### What is expected
Set down each line of the material that follows, exactly, with no pictures.

(Data entries)
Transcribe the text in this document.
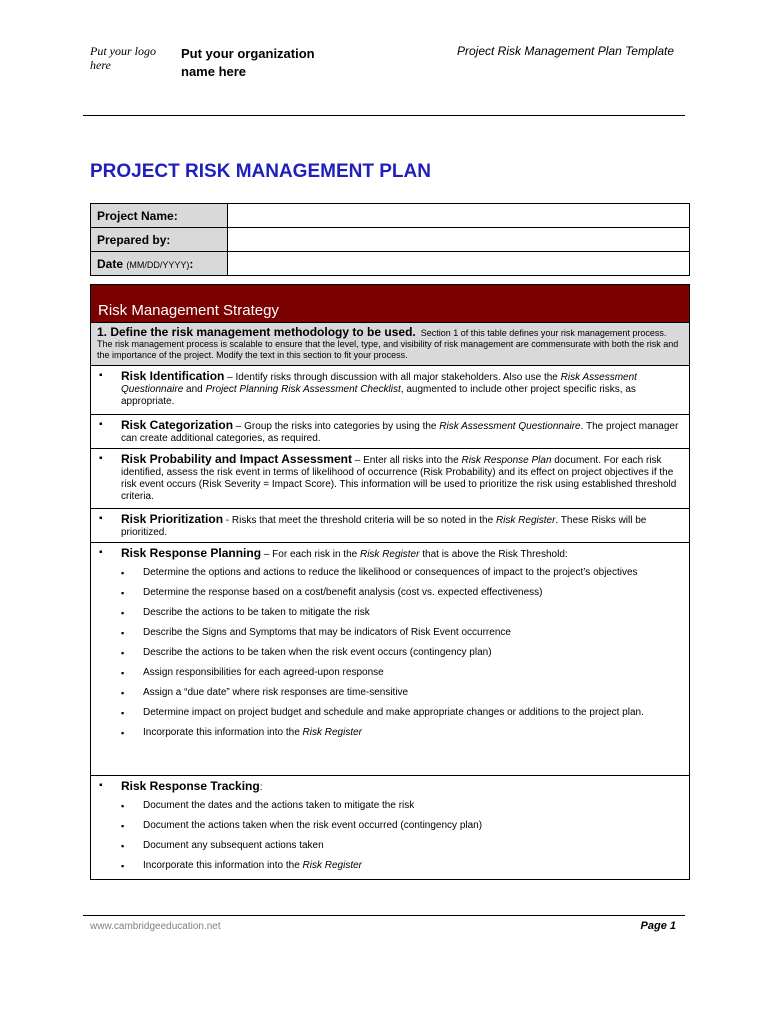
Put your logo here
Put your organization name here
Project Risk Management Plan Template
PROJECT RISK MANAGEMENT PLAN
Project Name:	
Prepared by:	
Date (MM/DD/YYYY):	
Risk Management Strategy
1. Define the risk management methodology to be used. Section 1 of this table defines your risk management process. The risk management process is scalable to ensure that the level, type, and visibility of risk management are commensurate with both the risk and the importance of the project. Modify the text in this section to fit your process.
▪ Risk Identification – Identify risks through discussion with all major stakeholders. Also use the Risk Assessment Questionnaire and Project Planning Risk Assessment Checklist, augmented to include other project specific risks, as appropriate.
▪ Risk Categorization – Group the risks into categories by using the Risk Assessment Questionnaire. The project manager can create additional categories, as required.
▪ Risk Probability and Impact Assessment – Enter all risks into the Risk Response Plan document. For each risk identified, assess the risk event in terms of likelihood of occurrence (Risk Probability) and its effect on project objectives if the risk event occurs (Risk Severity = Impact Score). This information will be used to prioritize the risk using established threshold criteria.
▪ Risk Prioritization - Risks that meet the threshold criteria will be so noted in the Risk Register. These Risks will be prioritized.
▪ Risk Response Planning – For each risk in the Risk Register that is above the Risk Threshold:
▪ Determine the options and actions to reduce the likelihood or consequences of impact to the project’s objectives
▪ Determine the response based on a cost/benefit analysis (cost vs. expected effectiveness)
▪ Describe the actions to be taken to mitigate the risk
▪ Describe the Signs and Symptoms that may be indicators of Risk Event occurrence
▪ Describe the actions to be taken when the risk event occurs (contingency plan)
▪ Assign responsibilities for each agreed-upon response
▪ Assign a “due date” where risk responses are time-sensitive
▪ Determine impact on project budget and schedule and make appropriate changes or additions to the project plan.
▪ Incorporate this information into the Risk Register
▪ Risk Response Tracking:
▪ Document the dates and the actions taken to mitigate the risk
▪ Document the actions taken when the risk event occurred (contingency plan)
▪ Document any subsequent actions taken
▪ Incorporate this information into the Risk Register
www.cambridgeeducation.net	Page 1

### Solved exercise
Transcribe the text in this document.
Put your logo here
Put your organization name here
Project Risk Management Plan Template
PROJECT RISK MANAGEMENT PLAN
Project Name:	
Prepared by:	
Date (MM/DD/YYYY):	
Risk Management Strategy
1. Define the risk management methodology to be used. Section 1 of this table defines your risk management process. The risk management process is scalable to ensure that the level, type, and visibility of risk management are commensurate with both the risk and the importance of the project. Modify the text in this section to fit your process.
▪ Risk Identification – Identify risks through discussion with all major stakeholders. Also use the Risk Assessment Questionnaire and Project Planning Risk Assessment Checklist, augmented to include other project specific risks, as appropriate.
▪ Risk Categorization – Group the risks into categories by using the Risk Assessment Questionnaire. The project manager can create additional categories, as required.
▪ Risk Probability and Impact Assessment – Enter all risks into the Risk Response Plan document. For each risk identified, assess the risk event in terms of likelihood of occurrence (Risk Probability) and its effect on project objectives if the risk event occurs (Risk Severity = Impact Score). This information will be used to prioritize the risk using established threshold criteria.
▪ Risk Prioritization - Risks that meet the threshold criteria will be so noted in the Risk Register. These Risks will be prioritized.
▪ Risk Response Planning – For each risk in the Risk Register that is above the Risk Threshold:
▪ Determine the options and actions to reduce the likelihood or consequences of impact to the project’s objectives
▪ Determine the response based on a cost/benefit analysis (cost vs. expected effectiveness)
▪ Describe the actions to be taken to mitigate the risk
▪ Describe the Signs and Symptoms that may be indicators of Risk Event occurrence
▪ Describe the actions to be taken when the risk event occurs (contingency plan)
▪ Assign responsibilities for each agreed-upon response
▪ Assign a “due date” where risk responses are time-sensitive
▪ Determine impact on project budget and schedule and make appropriate changes or additions to the project plan.
▪ Incorporate this information into the Risk Register
▪ Risk Response Tracking:
▪ Document the dates and the actions taken to mitigate the risk
▪ Document the actions taken when the risk event occurred (contingency plan)
▪ Document any subsequent actions taken
▪ Incorporate this information into the Risk Register
www.cambridgeeducation.net	Page 1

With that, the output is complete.